*Excerpt to read:*
Implied setting or fleshed out?

Implied setting or fleshed out?

Implied setting or fleshed out?

Which do you prefer? Most PbtA games are implied settings. I think almost all of Vincent’s games are implied settings. But I’ve always loved the sort of early 90s games that had these big fleshed out settings. With the crazy success of 7th Sea, I think other people do as well. What are the plusses and minuses for you? Why don’t indie games have fleshed out settings?

35 thoughts on “Implied setting or fleshed out?”

  1. I only have the patience to read involved setting material if it’s really well-written, which means most of the time I don’t have the patience. I much prefer the “fill in the gaps” approach of an implied setting, not least because it’s easier to remember stuff you’ve come up with yourself (or in collaboration with your players).

  2. I enjoy reading RPG books with well developed setting, but at my table it’s always just implied. I do my best to keep the big pieces in place, and to inform my players when I won’t be, but if the setting isn’t serving the protaganists then it has no place at my table.

  3. I’m with Jason. I can’t read setting material anymore unless it’s more like reading fiction, which then makes it fun.

    The bigger problem with established setting in my eyes is that you have to a) have players read some of the setting too, or b) impart odd details to the players out of the blue (“The king’s brother you want to meet is named Zachary”). I much prefer to spit ball and collaborate on these things these days.

  4. I lean toward the implied setting side of the scale (but not all the way). The less setting material I have to remember and uphold, the more bandwidth and degrees of freedom I have during play.

*Aim A:* In the settings discussion, which game's success does the opening post point to as a sign that others also like fleshed-out settings?
*Aim B:* From the settings discussion, extract the passage starting at "35 thoughts on" and ending at "with your players).".
The material placed after this text isn't required for anything here.

*Dataset records:*
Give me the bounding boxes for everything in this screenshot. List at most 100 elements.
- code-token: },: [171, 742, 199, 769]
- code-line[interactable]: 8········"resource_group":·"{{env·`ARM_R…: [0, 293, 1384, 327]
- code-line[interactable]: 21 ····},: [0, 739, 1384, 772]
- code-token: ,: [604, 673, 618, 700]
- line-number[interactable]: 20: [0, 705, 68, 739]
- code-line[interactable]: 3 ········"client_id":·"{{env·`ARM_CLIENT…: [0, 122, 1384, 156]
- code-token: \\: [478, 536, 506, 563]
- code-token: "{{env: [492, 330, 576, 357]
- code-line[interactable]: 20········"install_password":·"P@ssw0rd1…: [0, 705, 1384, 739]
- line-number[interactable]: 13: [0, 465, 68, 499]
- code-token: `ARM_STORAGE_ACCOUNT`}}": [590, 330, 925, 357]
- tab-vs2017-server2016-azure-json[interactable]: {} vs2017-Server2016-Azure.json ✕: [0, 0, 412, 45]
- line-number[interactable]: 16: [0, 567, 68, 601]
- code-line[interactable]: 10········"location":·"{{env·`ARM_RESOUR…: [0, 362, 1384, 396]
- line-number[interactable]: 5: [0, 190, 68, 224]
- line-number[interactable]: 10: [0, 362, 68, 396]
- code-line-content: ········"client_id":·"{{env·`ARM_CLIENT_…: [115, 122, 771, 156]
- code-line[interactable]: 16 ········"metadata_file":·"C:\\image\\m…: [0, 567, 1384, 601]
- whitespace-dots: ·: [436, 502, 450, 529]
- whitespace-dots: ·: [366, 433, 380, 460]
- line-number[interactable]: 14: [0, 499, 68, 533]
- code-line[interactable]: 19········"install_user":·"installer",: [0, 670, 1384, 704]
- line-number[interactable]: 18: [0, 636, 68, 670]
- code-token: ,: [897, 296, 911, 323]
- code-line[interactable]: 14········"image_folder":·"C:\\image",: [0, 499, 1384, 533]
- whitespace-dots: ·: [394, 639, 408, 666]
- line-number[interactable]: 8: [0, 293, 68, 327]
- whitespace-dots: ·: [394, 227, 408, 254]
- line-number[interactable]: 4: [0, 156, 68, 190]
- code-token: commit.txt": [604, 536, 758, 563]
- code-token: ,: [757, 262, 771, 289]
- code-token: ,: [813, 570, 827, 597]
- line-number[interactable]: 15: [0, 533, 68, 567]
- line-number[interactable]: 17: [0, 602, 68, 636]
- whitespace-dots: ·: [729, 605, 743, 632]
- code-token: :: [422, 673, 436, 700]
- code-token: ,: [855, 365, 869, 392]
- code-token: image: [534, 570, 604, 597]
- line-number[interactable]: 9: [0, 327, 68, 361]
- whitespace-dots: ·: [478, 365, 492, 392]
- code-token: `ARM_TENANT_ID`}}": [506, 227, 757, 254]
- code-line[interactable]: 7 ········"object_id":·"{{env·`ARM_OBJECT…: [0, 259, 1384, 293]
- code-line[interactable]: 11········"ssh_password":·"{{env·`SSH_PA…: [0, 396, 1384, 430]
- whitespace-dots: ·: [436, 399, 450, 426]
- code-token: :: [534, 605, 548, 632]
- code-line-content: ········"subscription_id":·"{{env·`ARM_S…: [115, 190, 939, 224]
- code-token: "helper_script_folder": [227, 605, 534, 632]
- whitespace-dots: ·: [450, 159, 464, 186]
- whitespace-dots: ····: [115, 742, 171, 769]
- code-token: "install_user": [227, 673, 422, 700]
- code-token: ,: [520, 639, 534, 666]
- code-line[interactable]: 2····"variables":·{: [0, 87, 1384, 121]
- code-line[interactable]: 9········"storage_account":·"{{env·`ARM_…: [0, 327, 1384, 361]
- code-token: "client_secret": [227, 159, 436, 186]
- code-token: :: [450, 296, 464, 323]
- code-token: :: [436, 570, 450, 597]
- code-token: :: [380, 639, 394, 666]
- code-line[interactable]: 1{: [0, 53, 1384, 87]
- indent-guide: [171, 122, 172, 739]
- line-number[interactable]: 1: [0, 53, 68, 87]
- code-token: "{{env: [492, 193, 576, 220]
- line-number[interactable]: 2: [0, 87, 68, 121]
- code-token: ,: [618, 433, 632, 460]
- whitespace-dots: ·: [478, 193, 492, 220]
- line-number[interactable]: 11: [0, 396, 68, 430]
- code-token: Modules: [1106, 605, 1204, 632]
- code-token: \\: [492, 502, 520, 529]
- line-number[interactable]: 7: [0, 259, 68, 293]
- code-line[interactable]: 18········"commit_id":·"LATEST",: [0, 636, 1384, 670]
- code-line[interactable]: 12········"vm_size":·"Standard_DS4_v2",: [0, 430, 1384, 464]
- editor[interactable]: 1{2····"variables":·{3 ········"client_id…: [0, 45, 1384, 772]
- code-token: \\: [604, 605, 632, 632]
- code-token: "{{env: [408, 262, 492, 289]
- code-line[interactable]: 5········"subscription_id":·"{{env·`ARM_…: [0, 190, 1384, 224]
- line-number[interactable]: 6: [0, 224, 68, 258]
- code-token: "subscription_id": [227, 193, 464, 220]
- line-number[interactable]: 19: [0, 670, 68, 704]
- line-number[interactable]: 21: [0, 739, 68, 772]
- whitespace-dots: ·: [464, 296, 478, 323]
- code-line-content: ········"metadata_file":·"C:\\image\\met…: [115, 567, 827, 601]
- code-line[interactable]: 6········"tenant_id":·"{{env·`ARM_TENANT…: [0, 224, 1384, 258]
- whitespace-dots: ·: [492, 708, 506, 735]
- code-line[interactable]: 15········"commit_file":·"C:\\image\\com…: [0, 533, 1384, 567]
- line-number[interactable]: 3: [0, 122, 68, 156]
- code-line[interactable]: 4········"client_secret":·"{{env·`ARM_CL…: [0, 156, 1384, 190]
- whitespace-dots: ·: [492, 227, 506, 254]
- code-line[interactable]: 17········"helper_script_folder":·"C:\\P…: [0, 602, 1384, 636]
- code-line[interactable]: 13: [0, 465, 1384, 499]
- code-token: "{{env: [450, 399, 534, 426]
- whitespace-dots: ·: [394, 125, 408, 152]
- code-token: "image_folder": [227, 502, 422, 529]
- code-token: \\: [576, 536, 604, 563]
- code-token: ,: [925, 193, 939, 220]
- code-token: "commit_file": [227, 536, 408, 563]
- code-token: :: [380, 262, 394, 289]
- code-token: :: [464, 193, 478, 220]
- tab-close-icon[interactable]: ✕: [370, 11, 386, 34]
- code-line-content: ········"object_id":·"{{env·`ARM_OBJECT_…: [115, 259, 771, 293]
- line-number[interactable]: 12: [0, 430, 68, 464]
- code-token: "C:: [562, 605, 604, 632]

*Solution A:* 7th Sea.

*Solution B:*
35 thoughts on “Implied setting or fleshed out?”

  1. I only have the patience to read involved setting material if it’s really well-written, which means most of the time I don’t have the patience. I much prefer the “fill in the gaps” approach of an implied setting, not least because it’s easier to remember stuff you’ve come up with yourself (or in collaboration with your players).